■ THE EXERCISE ■
Gather the lines below that include the string "time", copying each in full.

■ Data entries ■
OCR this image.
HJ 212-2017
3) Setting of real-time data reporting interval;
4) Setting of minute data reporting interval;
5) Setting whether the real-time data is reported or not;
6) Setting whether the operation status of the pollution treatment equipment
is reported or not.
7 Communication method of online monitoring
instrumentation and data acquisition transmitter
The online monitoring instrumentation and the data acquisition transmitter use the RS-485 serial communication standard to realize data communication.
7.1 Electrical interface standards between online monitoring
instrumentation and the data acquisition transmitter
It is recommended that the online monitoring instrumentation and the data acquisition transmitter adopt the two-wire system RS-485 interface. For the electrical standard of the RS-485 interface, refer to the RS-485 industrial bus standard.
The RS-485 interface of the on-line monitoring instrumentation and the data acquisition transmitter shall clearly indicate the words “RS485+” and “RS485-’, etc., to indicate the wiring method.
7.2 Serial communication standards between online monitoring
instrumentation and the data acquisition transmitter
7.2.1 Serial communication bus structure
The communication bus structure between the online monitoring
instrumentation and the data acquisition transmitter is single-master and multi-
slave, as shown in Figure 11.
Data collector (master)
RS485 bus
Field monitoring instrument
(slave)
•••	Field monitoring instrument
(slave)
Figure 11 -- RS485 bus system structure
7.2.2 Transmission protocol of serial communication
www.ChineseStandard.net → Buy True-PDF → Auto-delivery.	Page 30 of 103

■ OUTPUT OF THE TASK ■
3) Setting of real-time data reporting interval;
5) Setting whether the real-time data is reported or not;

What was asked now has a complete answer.